* _What you are asked to do_
Can you edit the listing below by replacing every "volume-bar" with "vol-bar", leaving everything else as it is and omitting the pictures from your answer?

======

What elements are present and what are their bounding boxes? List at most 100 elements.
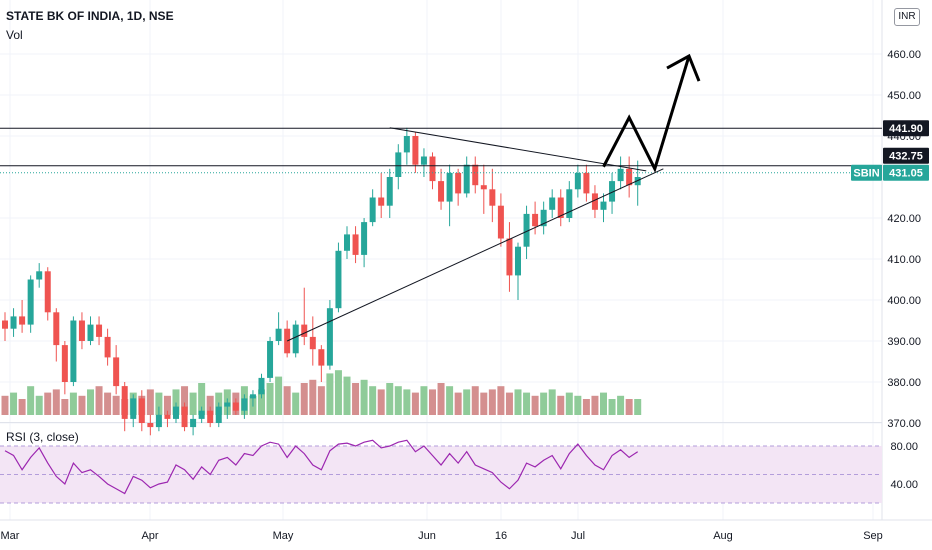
volume-bar [429,389,436,415]
candle-body [361,222,368,255]
candle-body [386,177,393,206]
trendline [389,127,647,172]
candle-body [352,234,359,255]
rsi-tick: 40.00 [890,479,918,491]
candle-body [2,320,8,329]
volume-bar [463,389,471,415]
volume-bar [565,392,573,415]
price-tick: 420.00 [887,213,921,225]
currency-button[interactable]: INR [894,8,920,26]
volume-bar [540,392,548,415]
time-tick: Aug [713,530,733,542]
candle-body [600,201,607,210]
volume-bar [206,395,214,415]
candle-body [70,320,77,382]
candle-body [566,189,573,218]
projection-arrow [602,53,701,173]
candle-body [463,164,470,194]
volume-bar [35,395,43,415]
volume-bar [189,392,197,415]
volume-bar [411,392,419,415]
volume-bar [497,386,505,415]
candle-body [19,316,26,325]
volume-bar [300,383,308,415]
candle-body [61,345,68,382]
volume-bar [582,399,590,415]
candle-body [540,209,547,227]
price-tick: 400.00 [887,295,921,307]
candle-body [10,316,17,329]
volume-bar [326,373,334,415]
candle-body [532,213,539,227]
volume-bar [480,392,488,415]
candle-body [626,168,633,186]
candle-body [412,136,419,165]
time-axis[interactable]: Mar Apr May Jun 16 Jul Aug Sep [1,530,883,542]
volume-bar [514,389,522,415]
candle-body [96,324,103,337]
trendline [286,168,664,342]
candle-body [609,181,616,202]
volume-bar [69,392,77,415]
volume-label: Vol [6,28,23,42]
volume-bar [403,389,411,415]
price-tick: 450.00 [887,90,921,102]
candle-body [335,250,342,309]
volume-bar [617,395,625,415]
volume-bar [95,386,103,415]
volume-bar [61,399,69,415]
candles [2,127,641,436]
volume-bar [369,386,377,415]
price-tick: 370.00 [887,418,921,430]
price-tick: 460.00 [887,49,921,61]
candle-body [113,357,120,387]
chart-title: STATE BK OF INDIA, 1D, NSE [6,9,174,23]
candle-body [190,418,197,428]
rsi-line [4,439,639,495]
rsi-label: RSI (3, close) [6,430,79,444]
candle-body [36,271,43,280]
rsi-tick: 80.00 [890,441,918,453]
candle-body [583,172,590,194]
candle-body [523,213,530,247]
candle-body [44,271,51,313]
candle-body [438,181,445,202]
time-tick: Apr [141,530,158,542]
candle-body [515,246,521,276]
candle-body [164,414,171,419]
volume-bar [446,386,454,415]
volume-bar [531,395,539,415]
price-axis[interactable]: 460.00450.00440.00420.00410.00400.00390.… [887,49,921,430]
horizontal-levels [0,127,882,174]
volume-bar [505,392,513,415]
candle-body [232,402,239,411]
volume-bar [608,399,616,415]
candle-body [318,349,325,366]
candle-body [258,377,265,395]
candle-body [181,406,188,428]
volume-bar [181,386,189,415]
volume-bar [360,379,368,415]
volume-bar [377,389,385,415]
candle-body [87,324,94,341]
volume-bar [317,386,325,415]
volume-bar [78,395,86,415]
price-tick: 380.00 [887,377,921,389]
volume-bar [334,370,342,415]
volume-bar [386,383,394,415]
time-tick: Sep [863,530,883,542]
candle-body [472,164,479,186]
volume-bar [574,395,582,415]
candle-body [489,189,496,206]
candle-body [173,406,179,419]
candle-body [497,205,504,239]
volume-bar [258,389,265,415]
price-badges: 441.90 432.75 431.05 SBIN [851,120,929,181]
volume-bar [172,389,180,415]
rsi-pane [0,439,882,504]
last-price-badge-text: 431.05 [889,168,923,180]
volume-bar [309,379,317,415]
volume-bar [557,395,565,415]
candle-body [557,197,564,218]
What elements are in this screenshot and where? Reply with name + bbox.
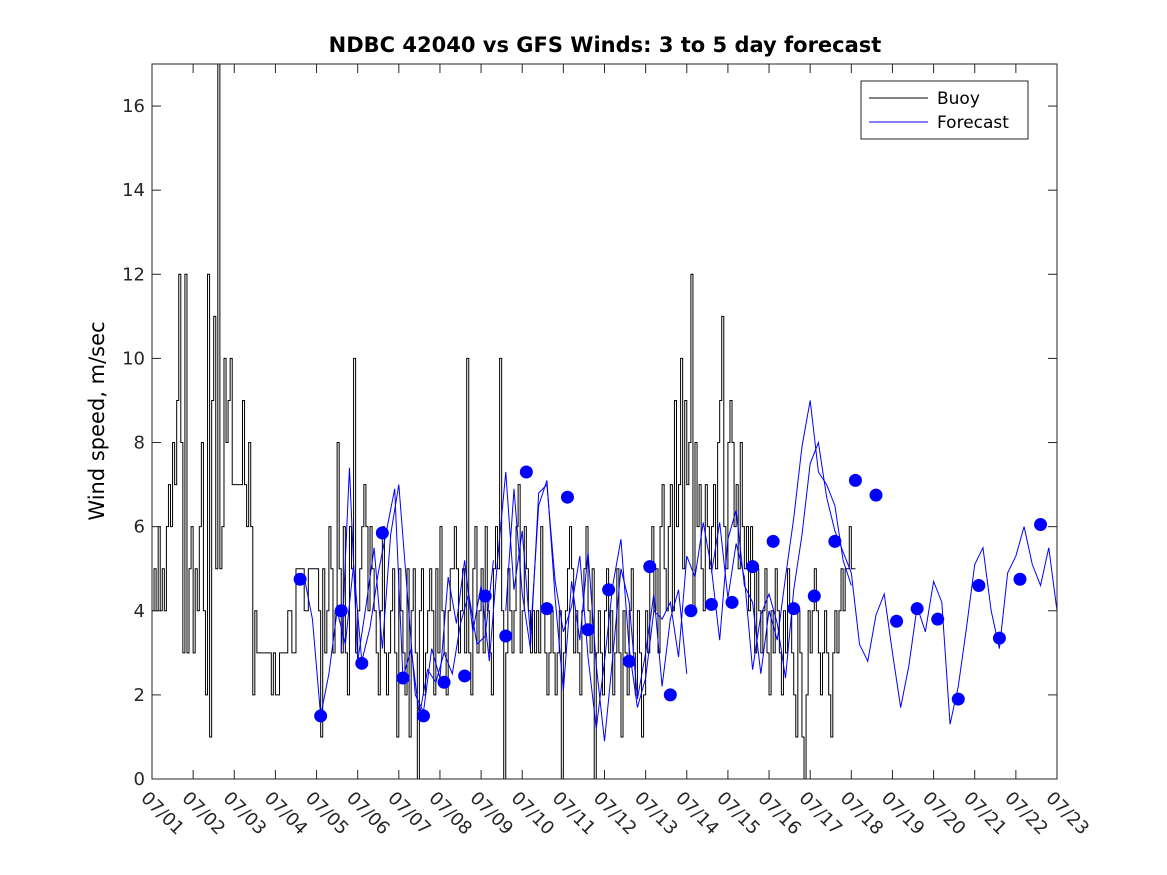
forecast-marker xyxy=(869,488,883,502)
y-tick-label: 6 xyxy=(134,517,145,538)
y-tick-label: 4 xyxy=(134,601,145,622)
legend: Buoy Forecast xyxy=(860,80,1029,140)
forecast-markers xyxy=(293,465,1048,723)
forecast-marker xyxy=(581,623,595,637)
forecast-marker xyxy=(1013,572,1027,586)
forecast-marker xyxy=(602,583,616,597)
forecast-marker xyxy=(334,604,348,618)
y-axis: 0 2 4 6 8 10 12 14 16 xyxy=(122,96,1057,790)
forecast-marker xyxy=(458,669,472,683)
forecast-marker xyxy=(725,595,739,609)
forecast-marker xyxy=(293,572,307,586)
forecast-marker xyxy=(787,602,801,616)
forecast-marker xyxy=(375,526,389,540)
forecast-marker xyxy=(931,612,945,626)
chart-title: NDBC 42040 vs GFS Winds: 3 to 5 day fore… xyxy=(329,33,882,57)
forecast-marker xyxy=(704,597,718,611)
forecast-series xyxy=(303,400,1057,742)
forecast-marker xyxy=(519,465,533,479)
y-tick-label: 8 xyxy=(134,433,145,454)
buoy-series xyxy=(152,64,856,779)
forecast-marker xyxy=(910,602,924,616)
y-axis-label: Wind speed, m/sec xyxy=(85,321,109,520)
forecast-marker xyxy=(746,560,760,574)
forecast-marker xyxy=(560,490,574,504)
y-tick-label: 12 xyxy=(122,264,145,285)
forecast-marker xyxy=(766,534,780,548)
legend-box xyxy=(860,80,1029,140)
forecast-marker xyxy=(499,629,513,643)
y-tick-label: 14 xyxy=(122,180,145,201)
forecast-marker xyxy=(417,709,430,723)
forecast-line xyxy=(505,400,852,729)
forecast-marker xyxy=(643,560,657,574)
forecast-marker xyxy=(972,579,986,593)
forecast-marker xyxy=(890,614,904,628)
y-tick-label: 10 xyxy=(122,348,145,369)
forecast-marker xyxy=(396,671,410,685)
forecast-marker xyxy=(828,534,842,548)
y-tick-label: 16 xyxy=(122,96,145,117)
forecast-line xyxy=(340,467,688,742)
y-tick-label: 2 xyxy=(134,685,145,706)
forecast-marker xyxy=(663,688,677,702)
plot-area xyxy=(152,64,1057,779)
legend-buoy-label: Buoy xyxy=(937,89,980,109)
forecast-marker xyxy=(478,589,492,603)
buoy-line xyxy=(152,64,856,779)
forecast-marker xyxy=(355,656,369,670)
forecast-marker xyxy=(992,631,1006,645)
forecast-marker xyxy=(684,604,698,618)
forecast-marker xyxy=(314,709,328,723)
forecast-marker xyxy=(622,654,636,668)
forecast-line xyxy=(303,488,494,717)
forecast-marker xyxy=(848,473,862,487)
forecast-marker xyxy=(437,675,451,689)
forecast-marker xyxy=(951,692,965,706)
forecast-marker xyxy=(540,602,554,616)
y-tick-label: 0 xyxy=(134,769,145,790)
forecast-marker xyxy=(807,589,821,603)
forecast-line xyxy=(710,440,1057,725)
forecast-marker xyxy=(1034,518,1048,532)
legend-forecast-label: Forecast xyxy=(937,113,1009,133)
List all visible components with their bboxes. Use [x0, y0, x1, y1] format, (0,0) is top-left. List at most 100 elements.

======

* _Output for this task_
What elements are present and what are their bounding boxes? List at most 100 elements.
vol-bar [429,389,436,415]
candle-body [361,222,368,255]
candle-body [386,177,393,206]
trendline [389,127,647,172]
candle-body [352,234,359,255]
rsi-tick: 40.00 [890,479,918,491]
candle-body [2,320,8,329]
vol-bar [463,389,471,415]
vol-bar [565,392,573,415]
price-tick: 420.00 [887,213,921,225]
currency-button[interactable]: INR [894,8,920,26]
vol-bar [540,392,548,415]
time-tick: Aug [713,530,733,542]
candle-body [600,201,607,210]
vol-bar [206,395,214,415]
candle-body [70,320,77,382]
candle-body [566,189,573,218]
projection-arrow [602,53,701,173]
candle-body [463,164,470,194]
vol-bar [35,395,43,415]
vol-bar [189,392,197,415]
vol-bar [411,392,419,415]
vol-bar [497,386,505,415]
candle-body [19,316,26,325]
vol-bar [300,383,308,415]
candle-body [61,345,68,382]
vol-bar [582,399,590,415]
candle-body [540,209,547,227]
price-tick: 400.00 [887,295,921,307]
candle-body [10,316,17,329]
vol-bar [326,373,334,415]
candle-body [532,213,539,227]
vol-bar [480,392,488,415]
candle-body [626,168,633,186]
candle-body [412,136,419,165]
time-axis[interactable]: Mar Apr May Jun 16 Jul Aug Sep [1,530,883,542]
vol-bar [514,389,522,415]
candle-body [96,324,103,337]
trendline [286,168,664,342]
candle-body [609,181,616,202]
vol-bar [69,392,77,415]
volume-label: Vol [6,28,23,42]
vol-bar [403,389,411,415]
price-tick: 450.00 [887,90,921,102]
candle-body [335,250,342,309]
vol-bar [617,395,625,415]
vol-bar [95,386,103,415]
vol-bar [61,399,69,415]
candles [2,127,641,436]
vol-bar [369,386,377,415]
price-tick: 370.00 [887,418,921,430]
price-tick: 460.00 [887,49,921,61]
candle-body [113,357,120,387]
chart-title: STATE BK OF INDIA, 1D, NSE [6,9,174,23]
candle-body [190,418,197,428]
rsi-line [4,439,639,495]
rsi-label: RSI (3, close) [6,430,79,444]
candle-body [36,271,43,280]
rsi-tick: 80.00 [890,441,918,453]
candle-body [583,172,590,194]
candle-body [523,213,530,247]
candle-body [44,271,51,313]
candle-body [438,181,445,202]
time-tick: Apr [141,530,158,542]
candle-body [515,246,521,276]
candle-body [164,414,171,419]
vol-bar [446,386,454,415]
vol-bar [531,395,539,415]
price-axis[interactable]: 460.00450.00440.00420.00410.00400.00390.… [887,49,921,430]
horizontal-levels [0,127,882,174]
vol-bar [505,392,513,415]
candle-body [232,402,239,411]
vol-bar [608,399,616,415]
candle-body [318,349,325,366]
candle-body [258,377,265,395]
candle-body [181,406,188,428]
vol-bar [181,386,189,415]
vol-bar [360,379,368,415]
vol-bar [377,389,385,415]
candle-body [87,324,94,341]
vol-bar [317,386,325,415]
vol-bar [78,395,86,415]
price-tick: 380.00 [887,377,921,389]
vol-bar [334,370,342,415]
vol-bar [386,383,394,415]
time-tick: Sep [863,530,883,542]
candle-body [472,164,479,186]
vol-bar [574,395,582,415]
candle-body [489,189,496,206]
candle-body [173,406,179,419]
candle-body [497,205,504,239]
vol-bar [258,389,265,415]
price-badges: 441.90 432.75 431.05 SBIN [851,120,929,181]
vol-bar [172,389,180,415]
rsi-pane [0,439,882,504]
last-price-badge-text: 431.05 [889,168,923,180]
vol-bar [309,379,317,415]
vol-bar [557,395,565,415]
candle-body [557,197,564,218]
What elements are in this screenshot and where? Reply with name + bbox.
forecast-marker xyxy=(869,488,883,502)
y-tick-label: 6 xyxy=(134,517,145,538)
y-tick-label: 4 xyxy=(134,601,145,622)
legend: Buoy Forecast xyxy=(860,80,1029,140)
forecast-markers xyxy=(293,465,1048,723)
forecast-marker xyxy=(581,623,595,637)
forecast-marker xyxy=(1013,572,1027,586)
forecast-marker xyxy=(602,583,616,597)
forecast-marker xyxy=(334,604,348,618)
y-axis: 0 2 4 6 8 10 12 14 16 xyxy=(122,96,1057,790)
forecast-marker xyxy=(458,669,472,683)
forecast-marker xyxy=(725,595,739,609)
forecast-marker xyxy=(293,572,307,586)
forecast-marker xyxy=(787,602,801,616)
forecast-marker xyxy=(375,526,389,540)
forecast-marker xyxy=(931,612,945,626)
chart-title: NDBC 42040 vs GFS Winds: 3 to 5 day fore… xyxy=(329,33,882,57)
forecast-marker xyxy=(704,597,718,611)
forecast-series xyxy=(303,400,1057,742)
forecast-marker xyxy=(519,465,533,479)
y-tick-label: 8 xyxy=(134,433,145,454)
buoy-series xyxy=(152,64,856,779)
forecast-marker xyxy=(910,602,924,616)
y-axis-label: Wind speed, m/sec xyxy=(85,321,109,520)
forecast-marker xyxy=(746,560,760,574)
forecast-marker xyxy=(560,490,574,504)
y-tick-label: 12 xyxy=(122,264,145,285)
forecast-marker xyxy=(766,534,780,548)
legend-box xyxy=(860,80,1029,140)
forecast-marker xyxy=(499,629,513,643)
y-tick-label: 14 xyxy=(122,180,145,201)
forecast-marker xyxy=(417,709,430,723)
forecast-line xyxy=(505,400,852,729)
forecast-marker xyxy=(643,560,657,574)
forecast-marker xyxy=(972,579,986,593)
forecast-marker xyxy=(890,614,904,628)
y-tick-label: 10 xyxy=(122,348,145,369)
forecast-marker xyxy=(396,671,410,685)
forecast-marker xyxy=(828,534,842,548)
y-tick-label: 16 xyxy=(122,96,145,117)
forecast-line xyxy=(340,467,688,742)
y-tick-label: 2 xyxy=(134,685,145,706)
forecast-marker xyxy=(663,688,677,702)
plot-area xyxy=(152,64,1057,779)
legend-buoy-label: Buoy xyxy=(937,89,980,109)
forecast-marker xyxy=(478,589,492,603)
buoy-line xyxy=(152,64,856,779)
forecast-marker xyxy=(355,656,369,670)
forecast-marker xyxy=(992,631,1006,645)
forecast-marker xyxy=(684,604,698,618)
forecast-marker xyxy=(314,709,328,723)
forecast-marker xyxy=(622,654,636,668)
forecast-line xyxy=(303,488,494,717)
forecast-marker xyxy=(848,473,862,487)
forecast-marker xyxy=(437,675,451,689)
forecast-marker xyxy=(951,692,965,706)
forecast-marker xyxy=(540,602,554,616)
y-tick-label: 0 xyxy=(134,769,145,790)
forecast-marker xyxy=(807,589,821,603)
forecast-line xyxy=(710,440,1057,725)
forecast-marker xyxy=(1034,518,1048,532)
legend-forecast-label: Forecast xyxy=(937,113,1009,133)
List all visible components with their bboxes. Use [x0, y0, x1, y1] format, (0,0) is top-left. List at most 100 elements.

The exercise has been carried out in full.